- YOUR INSTRUCTIONS -
What is the number of lines in the data holding the word "测量周期时"? Give that number by itself.

Entries taken from a collection:
++++++++

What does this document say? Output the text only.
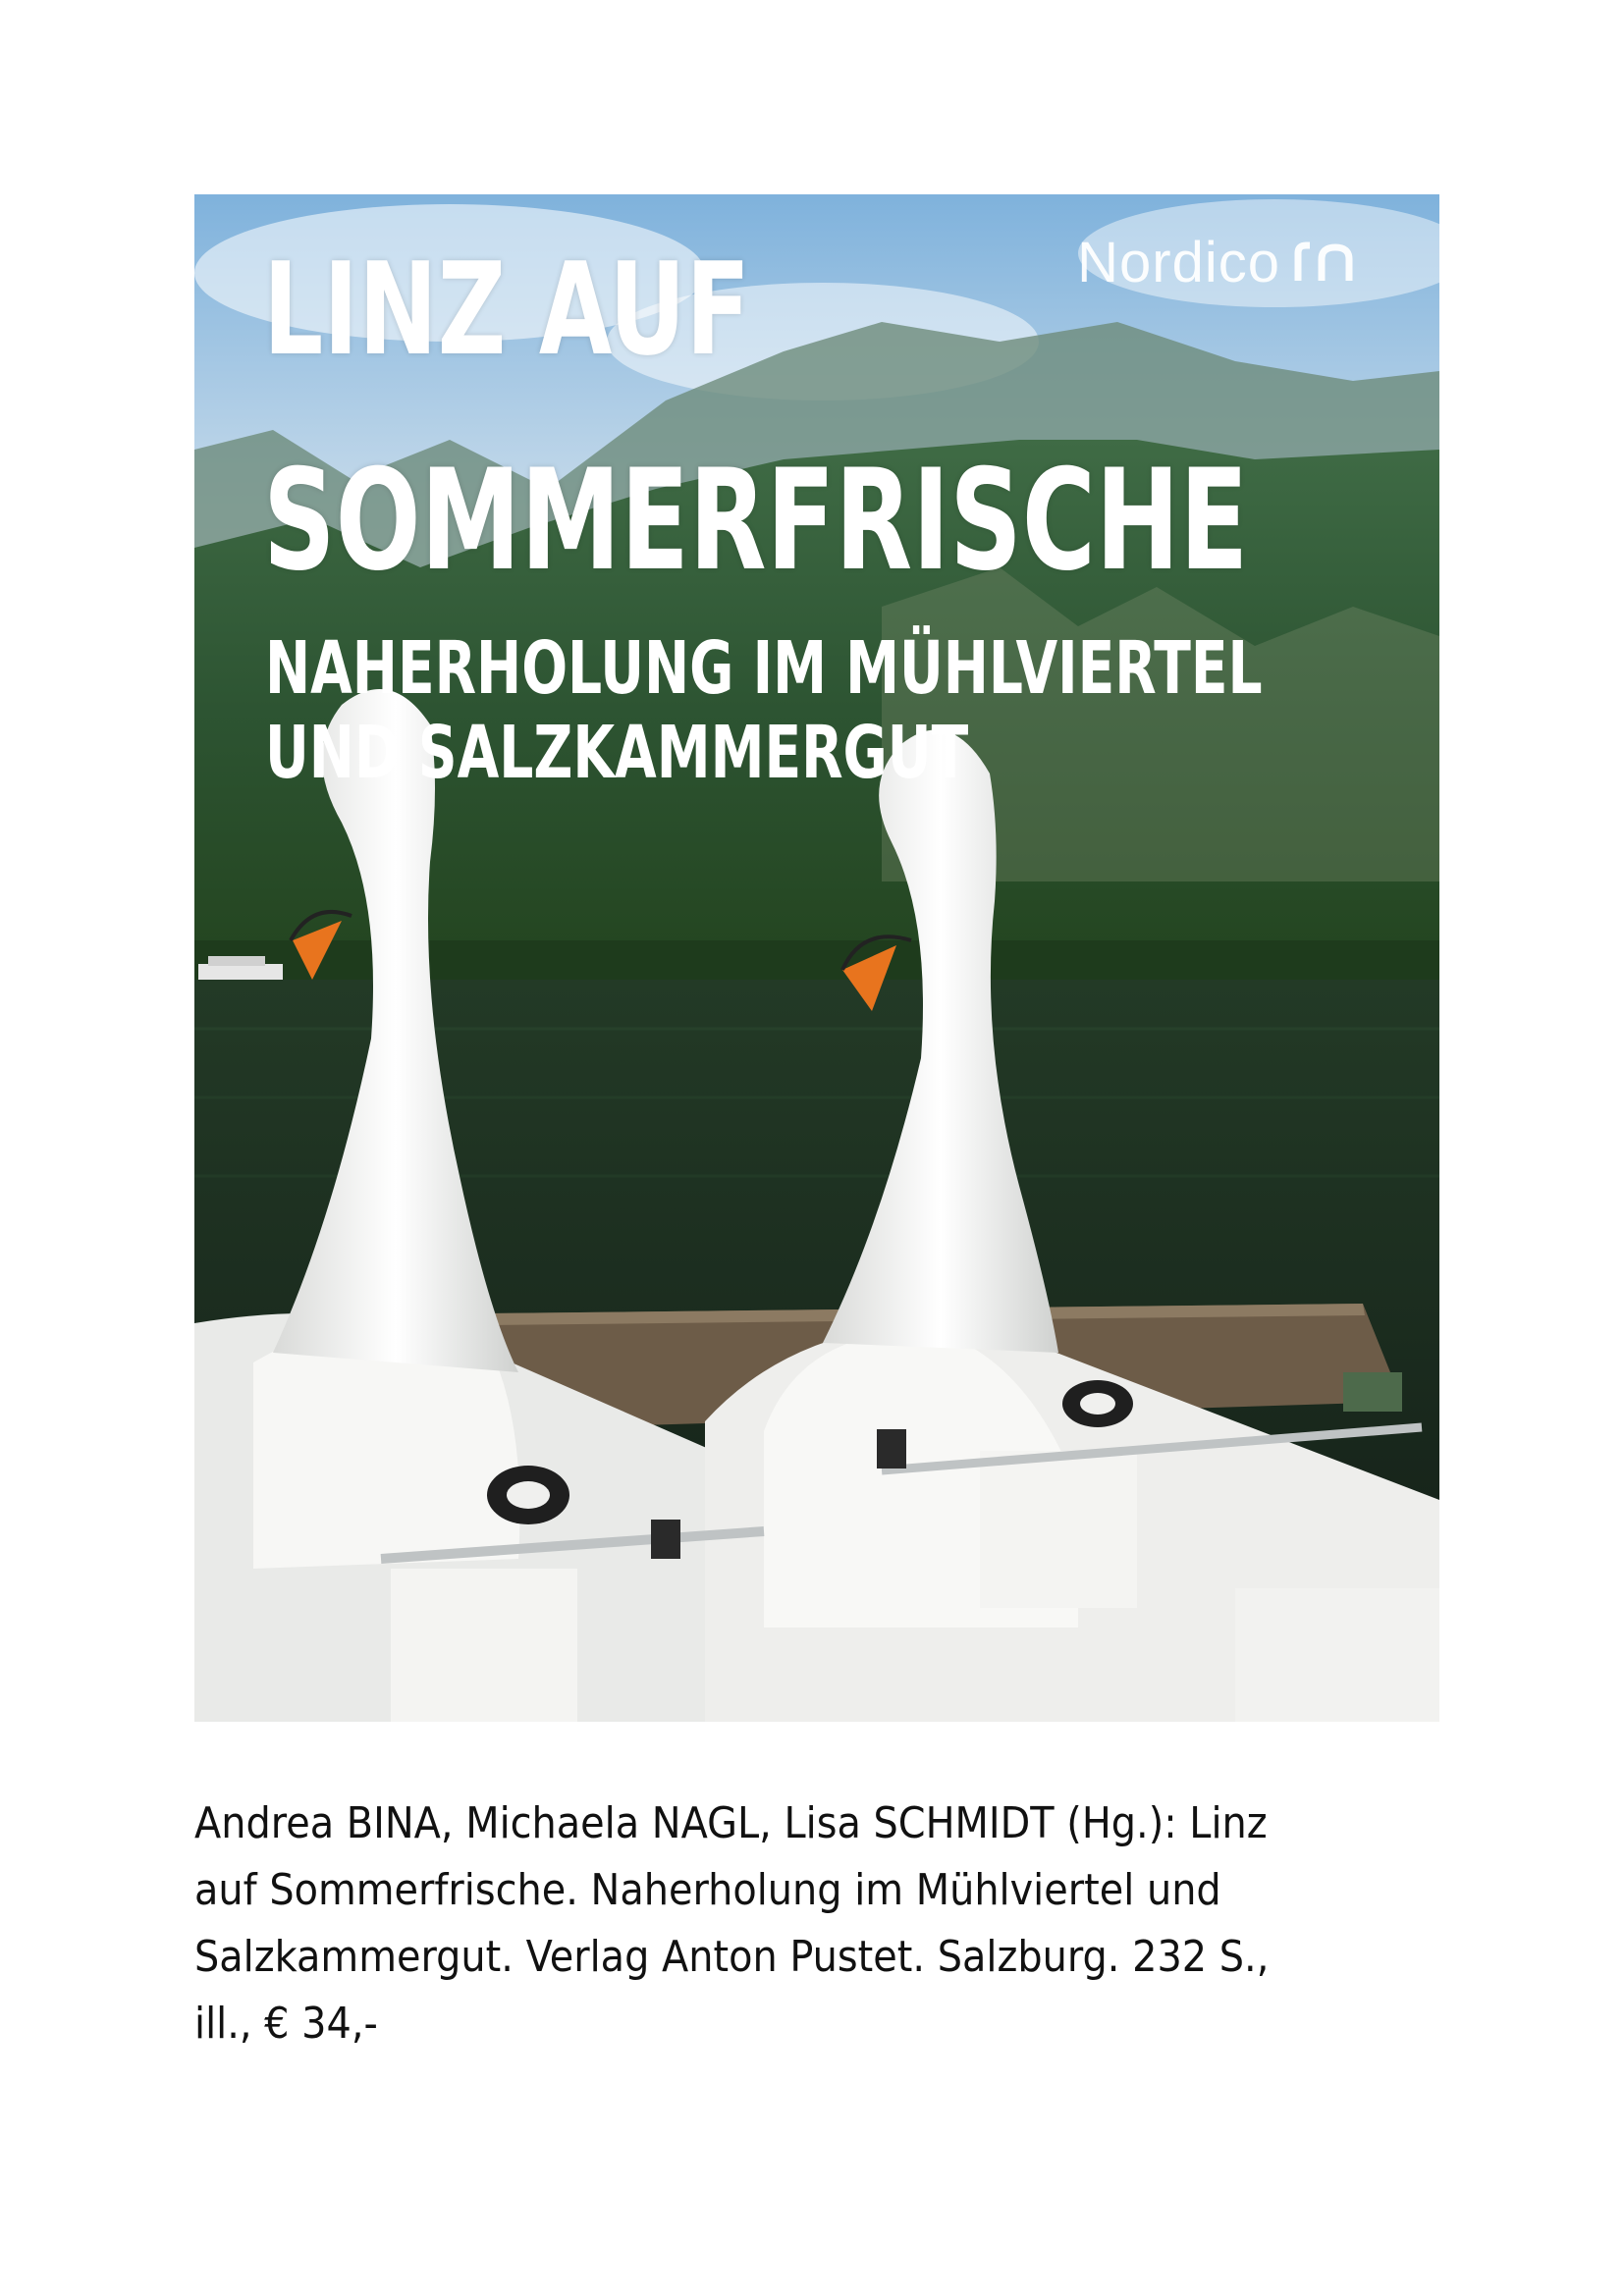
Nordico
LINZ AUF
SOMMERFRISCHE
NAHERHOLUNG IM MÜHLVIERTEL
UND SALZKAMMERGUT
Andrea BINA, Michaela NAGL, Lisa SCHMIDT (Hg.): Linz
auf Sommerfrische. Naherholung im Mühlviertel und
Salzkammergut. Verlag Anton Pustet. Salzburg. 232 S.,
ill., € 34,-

++++++++

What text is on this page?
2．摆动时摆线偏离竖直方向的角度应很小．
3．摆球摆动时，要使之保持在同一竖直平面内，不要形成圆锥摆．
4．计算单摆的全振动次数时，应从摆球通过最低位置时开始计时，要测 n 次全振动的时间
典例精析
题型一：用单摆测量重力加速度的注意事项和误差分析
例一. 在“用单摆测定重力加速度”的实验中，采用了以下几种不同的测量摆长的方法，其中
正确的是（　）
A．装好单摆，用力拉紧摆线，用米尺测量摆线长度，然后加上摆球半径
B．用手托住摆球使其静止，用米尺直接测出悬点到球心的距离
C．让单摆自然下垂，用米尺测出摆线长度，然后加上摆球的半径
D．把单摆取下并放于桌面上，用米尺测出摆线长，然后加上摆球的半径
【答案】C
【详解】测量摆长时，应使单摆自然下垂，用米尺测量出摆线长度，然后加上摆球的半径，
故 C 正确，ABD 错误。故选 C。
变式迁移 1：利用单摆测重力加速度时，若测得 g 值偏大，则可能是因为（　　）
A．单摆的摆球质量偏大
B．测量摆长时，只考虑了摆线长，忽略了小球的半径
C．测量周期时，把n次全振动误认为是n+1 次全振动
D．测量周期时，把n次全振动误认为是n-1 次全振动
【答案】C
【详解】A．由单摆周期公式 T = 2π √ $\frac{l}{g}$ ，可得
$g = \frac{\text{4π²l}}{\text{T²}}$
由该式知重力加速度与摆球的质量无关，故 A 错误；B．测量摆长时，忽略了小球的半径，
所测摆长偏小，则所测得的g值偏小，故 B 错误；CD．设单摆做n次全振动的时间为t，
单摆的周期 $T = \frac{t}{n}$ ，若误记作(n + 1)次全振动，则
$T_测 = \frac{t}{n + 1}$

++++++++

- THE REPLY -
2